* REQUEST *
For the data below, work out how many lines include the string "Costs" and report only the number.

** Start of MATERIAL TO PROCESS **

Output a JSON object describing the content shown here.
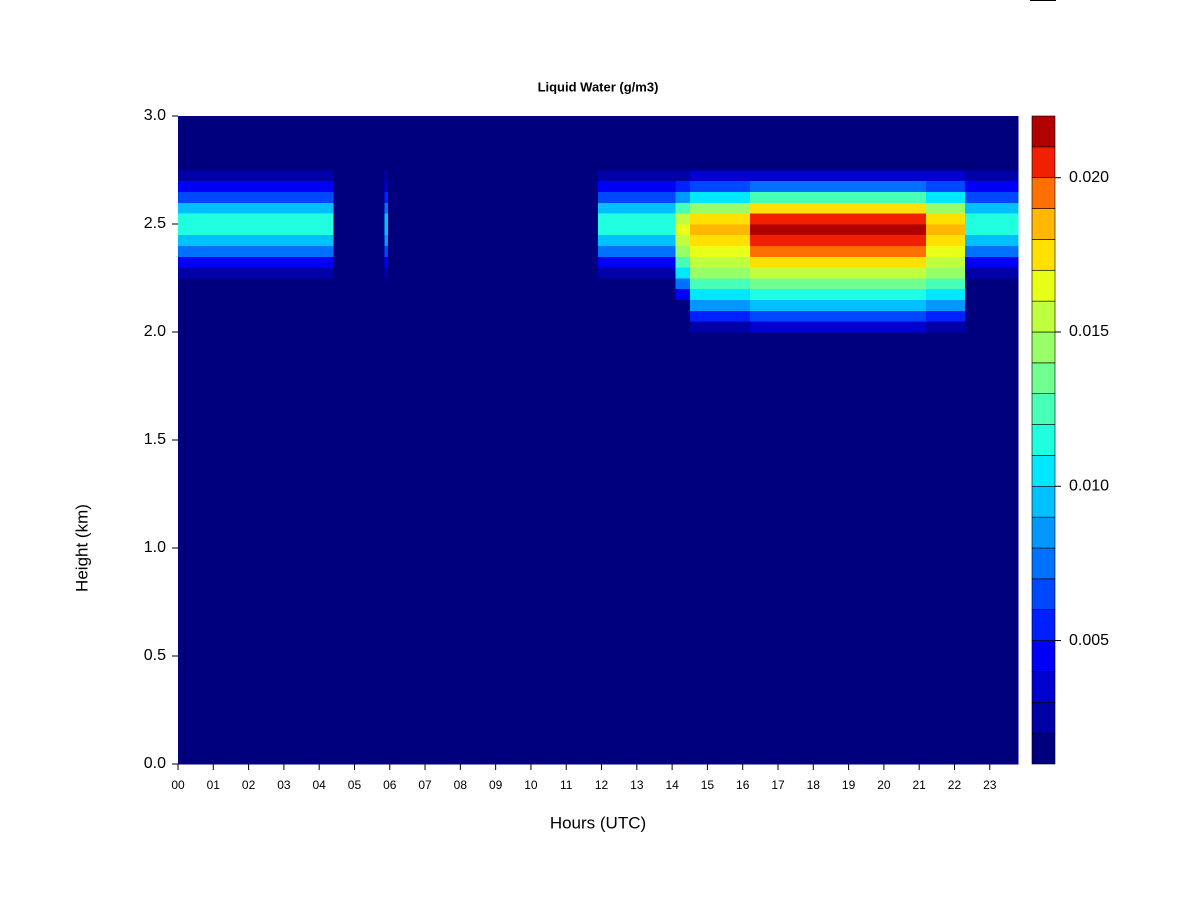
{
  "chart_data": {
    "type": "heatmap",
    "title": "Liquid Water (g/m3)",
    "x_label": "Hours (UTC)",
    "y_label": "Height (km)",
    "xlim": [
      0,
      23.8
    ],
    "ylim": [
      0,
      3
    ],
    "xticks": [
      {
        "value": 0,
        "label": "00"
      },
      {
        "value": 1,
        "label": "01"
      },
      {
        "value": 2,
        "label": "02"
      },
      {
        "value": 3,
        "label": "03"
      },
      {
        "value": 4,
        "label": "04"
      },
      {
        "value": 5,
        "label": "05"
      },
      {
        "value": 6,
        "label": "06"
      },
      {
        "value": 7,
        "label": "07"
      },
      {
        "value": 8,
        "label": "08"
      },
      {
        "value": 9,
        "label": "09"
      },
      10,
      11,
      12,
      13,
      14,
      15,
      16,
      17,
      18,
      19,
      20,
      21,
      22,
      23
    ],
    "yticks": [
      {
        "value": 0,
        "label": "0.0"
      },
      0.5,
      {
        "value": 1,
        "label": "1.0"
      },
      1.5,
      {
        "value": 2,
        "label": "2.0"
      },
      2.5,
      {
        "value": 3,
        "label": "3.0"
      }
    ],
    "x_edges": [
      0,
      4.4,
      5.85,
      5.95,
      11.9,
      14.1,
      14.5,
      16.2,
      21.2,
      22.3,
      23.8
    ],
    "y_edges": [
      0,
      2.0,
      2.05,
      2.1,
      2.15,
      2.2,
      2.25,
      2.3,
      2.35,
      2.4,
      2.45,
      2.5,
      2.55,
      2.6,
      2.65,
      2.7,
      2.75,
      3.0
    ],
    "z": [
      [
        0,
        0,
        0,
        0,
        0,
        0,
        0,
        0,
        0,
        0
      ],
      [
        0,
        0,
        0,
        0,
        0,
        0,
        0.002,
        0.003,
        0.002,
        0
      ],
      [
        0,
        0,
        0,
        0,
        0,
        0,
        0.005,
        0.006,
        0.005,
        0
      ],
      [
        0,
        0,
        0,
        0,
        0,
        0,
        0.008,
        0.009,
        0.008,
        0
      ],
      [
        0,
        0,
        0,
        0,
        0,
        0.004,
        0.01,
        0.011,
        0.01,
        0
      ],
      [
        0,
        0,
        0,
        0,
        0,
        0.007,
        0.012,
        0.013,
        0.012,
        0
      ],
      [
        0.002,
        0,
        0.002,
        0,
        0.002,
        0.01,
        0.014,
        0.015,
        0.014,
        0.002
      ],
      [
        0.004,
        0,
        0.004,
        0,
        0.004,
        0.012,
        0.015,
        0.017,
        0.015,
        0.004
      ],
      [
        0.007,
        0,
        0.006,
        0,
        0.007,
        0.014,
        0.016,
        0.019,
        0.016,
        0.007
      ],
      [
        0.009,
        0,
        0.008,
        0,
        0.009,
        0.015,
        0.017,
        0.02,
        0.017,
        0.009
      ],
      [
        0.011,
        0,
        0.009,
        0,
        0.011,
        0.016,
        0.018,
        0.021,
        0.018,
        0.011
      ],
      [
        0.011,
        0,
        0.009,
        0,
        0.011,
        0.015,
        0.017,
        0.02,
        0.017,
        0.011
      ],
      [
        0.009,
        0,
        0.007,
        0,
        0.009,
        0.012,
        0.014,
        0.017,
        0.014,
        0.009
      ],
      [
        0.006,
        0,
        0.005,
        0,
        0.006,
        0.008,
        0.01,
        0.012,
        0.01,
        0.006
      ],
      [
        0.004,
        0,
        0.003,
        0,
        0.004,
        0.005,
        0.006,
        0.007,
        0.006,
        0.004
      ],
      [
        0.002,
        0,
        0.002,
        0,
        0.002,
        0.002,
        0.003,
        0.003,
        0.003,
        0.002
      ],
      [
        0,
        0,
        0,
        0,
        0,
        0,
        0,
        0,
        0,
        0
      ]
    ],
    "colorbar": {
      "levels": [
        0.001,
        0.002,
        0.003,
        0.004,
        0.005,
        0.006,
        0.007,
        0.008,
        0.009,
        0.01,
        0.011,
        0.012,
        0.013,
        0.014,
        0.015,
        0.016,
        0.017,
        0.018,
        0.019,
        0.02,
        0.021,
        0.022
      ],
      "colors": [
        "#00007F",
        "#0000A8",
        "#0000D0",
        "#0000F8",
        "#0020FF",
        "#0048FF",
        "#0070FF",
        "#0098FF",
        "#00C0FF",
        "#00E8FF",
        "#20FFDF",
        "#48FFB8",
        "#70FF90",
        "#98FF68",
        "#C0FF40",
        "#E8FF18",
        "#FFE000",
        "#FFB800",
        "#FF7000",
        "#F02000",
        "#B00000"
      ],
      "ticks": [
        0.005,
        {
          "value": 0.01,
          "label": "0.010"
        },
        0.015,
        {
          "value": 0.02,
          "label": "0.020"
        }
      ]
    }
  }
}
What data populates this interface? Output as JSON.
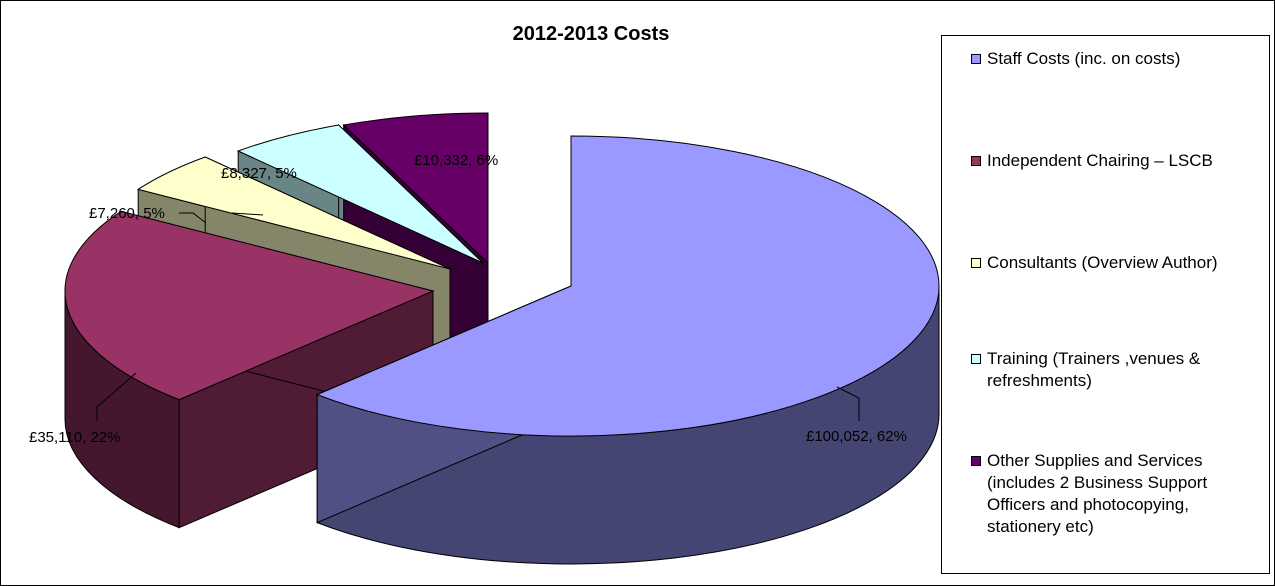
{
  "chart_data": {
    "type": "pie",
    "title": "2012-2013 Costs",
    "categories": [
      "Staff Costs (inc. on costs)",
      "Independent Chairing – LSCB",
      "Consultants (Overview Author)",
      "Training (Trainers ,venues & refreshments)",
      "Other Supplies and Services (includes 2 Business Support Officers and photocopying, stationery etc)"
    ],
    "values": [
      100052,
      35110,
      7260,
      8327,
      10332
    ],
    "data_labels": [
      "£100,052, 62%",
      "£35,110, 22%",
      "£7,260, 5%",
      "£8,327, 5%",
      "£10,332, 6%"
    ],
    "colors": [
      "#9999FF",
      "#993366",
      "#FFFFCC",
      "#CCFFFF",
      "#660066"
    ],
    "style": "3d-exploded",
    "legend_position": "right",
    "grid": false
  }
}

** End of MATERIAL TO PROCESS **

* EXERCISE OUTPUT *
2